> _TESTO ESTRATTO_:

======

Il 43% era asintomatico, ma ugualmente contagioso
Un dato centrale che emerge dallo studio è che quasi la metà dei contagiati, il 43,2% nei due sondaggi era asintomatico. Non è stata inoltre individuata alcuna differenza statisticamente significativa nella carica virale delle infezioni fra chi presentava sintomi e chi no. Non pare insomma che chi presenta sintomi sia più contagioso di chi non li presenta, anzi: anche i sintomatici sono risultati contagiosi ben prima che i sintomi si presentassero.
Come si sono contagiati i “nuovi infetti” durante il lockdown?
Un aspetto cruciale in questo campionamento è stato il tracciamento dei contatti dei nuovi casi infetti ricostruendo la catena di trasmissione. È emerso che la maggior parte delle nuove infezioni nella seconda delle due rivelazioni sono state infettate nella comunità prima del blocco o da infezioni asintomatiche che vivono nella stessa famiglia.
Lo studio dettaglia le caratteristiche degli 8 casi di nuove infezioni fra le due surveys (5 dei quali asintomatici), grazie al tracciamento della catena di trasmissione:
Caso 1: non è stato possibile capire dove è avvenuto il contagio;
Caso 2: ha avuto contatti con quattro familiari tutti non sintomatici prima del lockdown;
Caso 3: ha avuto contatti con due persone sintomatiche prima del lockdown;
Casi 4 e 6: vivevano con familiari positivi sintomatici;
Caso 5: ha riportato contatti con asintomatici prima del lockdown;
Caso 7: non è stato possibile capire dove è avvenuto il contagio;
Caso 8: vive con due familiari positivi asintomatici.
I bambini e gli anziani
Sono stati testati 234 bambini da 0 a 10 anni e nessuno di essi è risultato positivo al virus anche se solo 13 di loro vivevano in famiglie con persone positive. “Ciò non significa che possiamo concludere che i bambini non rischiano di ammalarsi” precisano gli autori nelle conclusioni. “I tamponi nasofaringei testano il virus in attività nell’individuo, ma non se si è stati esposti allo stesso. Per quello servono test sierologici, che chiariranno meglio anche come si articola l’infezione nei bambini”.
Nel gruppo degli under 50 la prevalenza di positivi è leggermente inferiore (1,2% e 1,7%) mentre nelle fasce di popolazione più anziane le percentuali sono maggiori.
Sugli 81 casi positivi fra le due surveys, 14 persone hanno richiesto ospedalizzazione, cioè il 17%. Il campione esigui non permette di fare analisi particolarmente significative rispetto all’impatto per classe di età o di condizioni di comorbilità. Gli autori precisano infatti di non aver rilevato correlazioni statisticamente rilevanti in merito.

======

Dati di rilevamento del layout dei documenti

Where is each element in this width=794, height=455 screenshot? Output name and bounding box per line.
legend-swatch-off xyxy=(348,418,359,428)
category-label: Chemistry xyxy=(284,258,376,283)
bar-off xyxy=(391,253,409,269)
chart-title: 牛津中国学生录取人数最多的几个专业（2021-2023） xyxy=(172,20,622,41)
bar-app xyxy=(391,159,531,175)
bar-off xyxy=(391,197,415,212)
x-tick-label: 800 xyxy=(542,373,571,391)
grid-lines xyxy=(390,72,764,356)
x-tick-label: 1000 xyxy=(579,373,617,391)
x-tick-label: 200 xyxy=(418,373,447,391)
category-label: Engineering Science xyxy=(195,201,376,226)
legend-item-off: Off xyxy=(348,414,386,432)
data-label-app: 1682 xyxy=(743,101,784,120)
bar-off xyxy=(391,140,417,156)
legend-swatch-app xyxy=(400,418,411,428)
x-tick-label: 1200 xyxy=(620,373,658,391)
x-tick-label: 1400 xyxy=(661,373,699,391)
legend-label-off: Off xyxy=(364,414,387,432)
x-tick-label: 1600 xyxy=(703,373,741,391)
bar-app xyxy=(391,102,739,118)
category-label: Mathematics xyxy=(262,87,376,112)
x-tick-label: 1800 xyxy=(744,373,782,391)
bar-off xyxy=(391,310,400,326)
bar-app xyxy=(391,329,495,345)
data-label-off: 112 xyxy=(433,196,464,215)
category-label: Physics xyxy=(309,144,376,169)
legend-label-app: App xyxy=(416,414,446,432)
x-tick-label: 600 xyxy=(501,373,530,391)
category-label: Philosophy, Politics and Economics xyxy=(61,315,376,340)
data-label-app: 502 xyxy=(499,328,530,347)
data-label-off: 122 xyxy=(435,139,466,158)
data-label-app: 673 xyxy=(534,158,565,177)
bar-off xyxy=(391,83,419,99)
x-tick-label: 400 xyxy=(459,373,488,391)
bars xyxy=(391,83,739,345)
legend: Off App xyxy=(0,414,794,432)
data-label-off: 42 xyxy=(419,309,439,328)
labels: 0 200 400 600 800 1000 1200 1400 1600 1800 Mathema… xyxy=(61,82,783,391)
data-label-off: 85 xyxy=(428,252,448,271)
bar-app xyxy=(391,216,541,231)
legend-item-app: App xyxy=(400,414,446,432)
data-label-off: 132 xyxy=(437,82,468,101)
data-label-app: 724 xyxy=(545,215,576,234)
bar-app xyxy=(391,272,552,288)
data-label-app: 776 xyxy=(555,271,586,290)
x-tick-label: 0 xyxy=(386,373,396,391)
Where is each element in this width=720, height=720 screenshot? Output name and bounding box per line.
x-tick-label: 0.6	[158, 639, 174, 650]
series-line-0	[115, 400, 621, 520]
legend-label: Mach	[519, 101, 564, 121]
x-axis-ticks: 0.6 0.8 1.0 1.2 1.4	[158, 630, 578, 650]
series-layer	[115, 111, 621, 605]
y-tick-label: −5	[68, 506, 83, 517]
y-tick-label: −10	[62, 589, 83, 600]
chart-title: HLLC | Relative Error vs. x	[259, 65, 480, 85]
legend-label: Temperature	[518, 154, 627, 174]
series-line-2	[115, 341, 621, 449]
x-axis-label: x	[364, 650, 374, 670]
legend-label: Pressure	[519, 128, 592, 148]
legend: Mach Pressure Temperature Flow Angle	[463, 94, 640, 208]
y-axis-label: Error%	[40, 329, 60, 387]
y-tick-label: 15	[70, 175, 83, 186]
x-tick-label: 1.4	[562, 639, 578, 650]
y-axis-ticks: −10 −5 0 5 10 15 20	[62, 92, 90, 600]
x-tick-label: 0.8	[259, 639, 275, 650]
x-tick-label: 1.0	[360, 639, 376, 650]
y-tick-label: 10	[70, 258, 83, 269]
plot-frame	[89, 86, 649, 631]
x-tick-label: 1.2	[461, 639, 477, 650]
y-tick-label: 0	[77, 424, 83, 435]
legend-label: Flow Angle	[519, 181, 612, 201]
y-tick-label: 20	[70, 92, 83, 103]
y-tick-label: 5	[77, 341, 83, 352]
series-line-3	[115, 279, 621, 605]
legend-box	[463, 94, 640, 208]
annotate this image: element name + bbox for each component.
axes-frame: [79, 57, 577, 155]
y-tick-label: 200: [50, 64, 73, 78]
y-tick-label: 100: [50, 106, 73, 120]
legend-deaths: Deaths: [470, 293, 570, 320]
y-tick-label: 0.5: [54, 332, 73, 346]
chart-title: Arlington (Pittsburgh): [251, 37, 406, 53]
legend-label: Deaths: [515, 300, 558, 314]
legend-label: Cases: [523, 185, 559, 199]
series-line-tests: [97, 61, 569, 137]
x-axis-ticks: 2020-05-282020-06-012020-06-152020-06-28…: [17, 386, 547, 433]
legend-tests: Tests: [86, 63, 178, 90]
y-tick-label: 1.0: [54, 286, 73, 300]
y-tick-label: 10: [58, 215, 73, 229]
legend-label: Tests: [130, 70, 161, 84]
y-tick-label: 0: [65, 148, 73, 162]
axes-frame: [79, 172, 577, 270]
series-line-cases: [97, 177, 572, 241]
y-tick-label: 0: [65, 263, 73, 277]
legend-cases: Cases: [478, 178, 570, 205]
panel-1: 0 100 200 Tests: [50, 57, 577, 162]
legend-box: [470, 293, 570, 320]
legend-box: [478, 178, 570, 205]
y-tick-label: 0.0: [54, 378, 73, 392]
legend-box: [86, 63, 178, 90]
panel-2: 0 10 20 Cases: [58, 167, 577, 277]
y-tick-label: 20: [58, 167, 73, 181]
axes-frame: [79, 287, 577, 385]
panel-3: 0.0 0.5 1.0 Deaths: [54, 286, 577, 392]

======

Per favore, ricopia dal testo sullo studio dei contagi tutto ciò che va da "I bambini e" fino a "percentuali sono maggiori.".

I bambini e gli anziani
Sono stati testati 234 bambini da 0 a 10 anni e nessuno di essi è risultato positivo al virus anche se solo 13 di loro vivevano in famiglie con persone positive. “Ciò non significa che possiamo concludere che i bambini non rischiano di ammalarsi” precisano gli autori nelle conclusioni. “I tamponi nasofaringei testano il virus in attività nell’individuo, ma non se si è stati esposti allo stesso. Per quello servono test sierologici, che chiariranno meglio anche come si articola l’infezione nei bambini”.
Nel gruppo degli under 50 la prevalenza di positivi è leggermente inferiore (1,2% e 1,7%) mentre nelle fasce di popolazione più anziane le percentuali sono maggiori.